→ Input data:

- - -

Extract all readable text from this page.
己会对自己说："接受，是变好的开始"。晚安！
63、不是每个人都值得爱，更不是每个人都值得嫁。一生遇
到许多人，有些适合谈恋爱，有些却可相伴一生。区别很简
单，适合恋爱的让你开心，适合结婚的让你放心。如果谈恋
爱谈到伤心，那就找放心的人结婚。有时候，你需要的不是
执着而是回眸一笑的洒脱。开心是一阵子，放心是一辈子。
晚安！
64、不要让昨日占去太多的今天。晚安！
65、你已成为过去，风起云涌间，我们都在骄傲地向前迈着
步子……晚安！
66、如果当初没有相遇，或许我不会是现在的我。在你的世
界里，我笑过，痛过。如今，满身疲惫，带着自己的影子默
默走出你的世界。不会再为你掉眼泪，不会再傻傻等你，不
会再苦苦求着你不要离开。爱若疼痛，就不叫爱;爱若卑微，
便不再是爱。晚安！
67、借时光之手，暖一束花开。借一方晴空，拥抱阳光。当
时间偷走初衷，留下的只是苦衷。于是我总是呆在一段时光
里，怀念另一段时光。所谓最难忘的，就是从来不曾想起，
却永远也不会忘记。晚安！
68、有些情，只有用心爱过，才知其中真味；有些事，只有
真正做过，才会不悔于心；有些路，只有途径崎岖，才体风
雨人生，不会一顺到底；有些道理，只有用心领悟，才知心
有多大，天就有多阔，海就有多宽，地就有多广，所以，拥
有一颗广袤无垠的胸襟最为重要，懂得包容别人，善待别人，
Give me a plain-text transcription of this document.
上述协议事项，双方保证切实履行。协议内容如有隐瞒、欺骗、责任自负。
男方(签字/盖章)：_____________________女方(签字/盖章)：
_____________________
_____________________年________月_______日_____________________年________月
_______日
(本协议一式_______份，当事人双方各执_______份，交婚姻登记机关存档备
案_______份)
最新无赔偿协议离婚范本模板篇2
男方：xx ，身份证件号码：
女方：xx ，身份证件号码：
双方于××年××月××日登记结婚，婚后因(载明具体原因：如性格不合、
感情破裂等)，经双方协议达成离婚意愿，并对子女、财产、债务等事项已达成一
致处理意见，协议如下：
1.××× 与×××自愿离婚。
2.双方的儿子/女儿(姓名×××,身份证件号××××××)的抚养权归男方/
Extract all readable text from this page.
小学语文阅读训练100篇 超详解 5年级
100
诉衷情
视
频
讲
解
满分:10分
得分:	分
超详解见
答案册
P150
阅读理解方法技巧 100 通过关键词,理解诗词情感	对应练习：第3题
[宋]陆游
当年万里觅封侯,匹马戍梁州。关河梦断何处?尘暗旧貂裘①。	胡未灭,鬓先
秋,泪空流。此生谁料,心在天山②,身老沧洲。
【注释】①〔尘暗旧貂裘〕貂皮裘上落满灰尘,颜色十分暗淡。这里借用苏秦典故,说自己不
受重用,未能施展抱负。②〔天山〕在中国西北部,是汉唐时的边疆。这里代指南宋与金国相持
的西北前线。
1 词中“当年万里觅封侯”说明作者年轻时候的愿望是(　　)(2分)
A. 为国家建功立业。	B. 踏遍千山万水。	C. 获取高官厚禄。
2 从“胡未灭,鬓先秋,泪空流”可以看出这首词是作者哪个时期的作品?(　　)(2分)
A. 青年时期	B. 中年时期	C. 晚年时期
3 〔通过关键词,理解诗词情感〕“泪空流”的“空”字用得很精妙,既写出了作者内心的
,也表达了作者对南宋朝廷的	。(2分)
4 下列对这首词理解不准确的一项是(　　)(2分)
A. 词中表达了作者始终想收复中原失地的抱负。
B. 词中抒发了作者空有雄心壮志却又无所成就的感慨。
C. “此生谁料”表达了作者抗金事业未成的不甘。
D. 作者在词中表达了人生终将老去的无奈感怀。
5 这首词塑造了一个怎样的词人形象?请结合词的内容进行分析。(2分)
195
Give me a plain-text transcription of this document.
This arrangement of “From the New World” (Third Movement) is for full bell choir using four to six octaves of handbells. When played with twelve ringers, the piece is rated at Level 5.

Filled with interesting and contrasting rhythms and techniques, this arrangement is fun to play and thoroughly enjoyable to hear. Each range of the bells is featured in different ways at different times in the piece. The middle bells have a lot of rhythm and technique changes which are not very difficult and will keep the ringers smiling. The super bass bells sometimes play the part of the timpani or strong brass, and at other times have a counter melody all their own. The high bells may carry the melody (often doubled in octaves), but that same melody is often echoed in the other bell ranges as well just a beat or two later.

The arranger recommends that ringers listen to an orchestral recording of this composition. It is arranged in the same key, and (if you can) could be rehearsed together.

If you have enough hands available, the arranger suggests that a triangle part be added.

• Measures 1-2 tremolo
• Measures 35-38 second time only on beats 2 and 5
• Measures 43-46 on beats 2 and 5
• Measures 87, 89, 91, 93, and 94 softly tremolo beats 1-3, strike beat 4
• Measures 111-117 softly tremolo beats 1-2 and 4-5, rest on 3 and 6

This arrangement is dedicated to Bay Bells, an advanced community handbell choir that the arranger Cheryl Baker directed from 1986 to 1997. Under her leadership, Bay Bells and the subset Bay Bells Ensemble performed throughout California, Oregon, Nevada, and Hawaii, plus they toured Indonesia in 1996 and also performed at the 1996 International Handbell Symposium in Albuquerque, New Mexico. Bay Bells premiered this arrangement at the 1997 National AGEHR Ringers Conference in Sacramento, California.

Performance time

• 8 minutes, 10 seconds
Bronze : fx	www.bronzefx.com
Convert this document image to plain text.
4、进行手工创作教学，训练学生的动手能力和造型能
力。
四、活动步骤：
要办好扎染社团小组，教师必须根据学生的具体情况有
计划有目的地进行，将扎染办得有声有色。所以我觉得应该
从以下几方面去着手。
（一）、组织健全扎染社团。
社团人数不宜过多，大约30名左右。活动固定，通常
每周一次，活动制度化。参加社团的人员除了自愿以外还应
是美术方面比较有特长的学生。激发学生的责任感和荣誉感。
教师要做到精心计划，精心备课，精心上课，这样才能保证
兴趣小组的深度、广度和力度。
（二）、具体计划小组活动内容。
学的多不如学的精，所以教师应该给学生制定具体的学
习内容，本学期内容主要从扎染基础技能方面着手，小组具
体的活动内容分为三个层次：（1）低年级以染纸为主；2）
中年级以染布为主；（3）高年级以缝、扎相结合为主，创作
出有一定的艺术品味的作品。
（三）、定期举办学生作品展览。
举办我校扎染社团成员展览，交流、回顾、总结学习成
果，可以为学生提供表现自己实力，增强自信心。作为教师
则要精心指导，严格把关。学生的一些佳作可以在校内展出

- - -

Check each line of the records for "part" and copy the ones that contain it.

Filled with interesting and contrasting rhythms and techniques, this arrangement is fun to play and thoroughly enjoyable to hear. Each range of the bells is featured in different ways at different times in the piece. The middle bells have a lot of rhythm and technique changes which are not very difficult and will keep the ringers smiling. The super bass bells sometimes play the part of the timpani or strong brass, and at other times have a counter melody all their own. The high bells may carry the melody (often doubled in octaves), but that same melody is often echoed in the other bell ranges as well just a beat or two later.
If you have enough hands available, the arranger suggests that a triangle part be added.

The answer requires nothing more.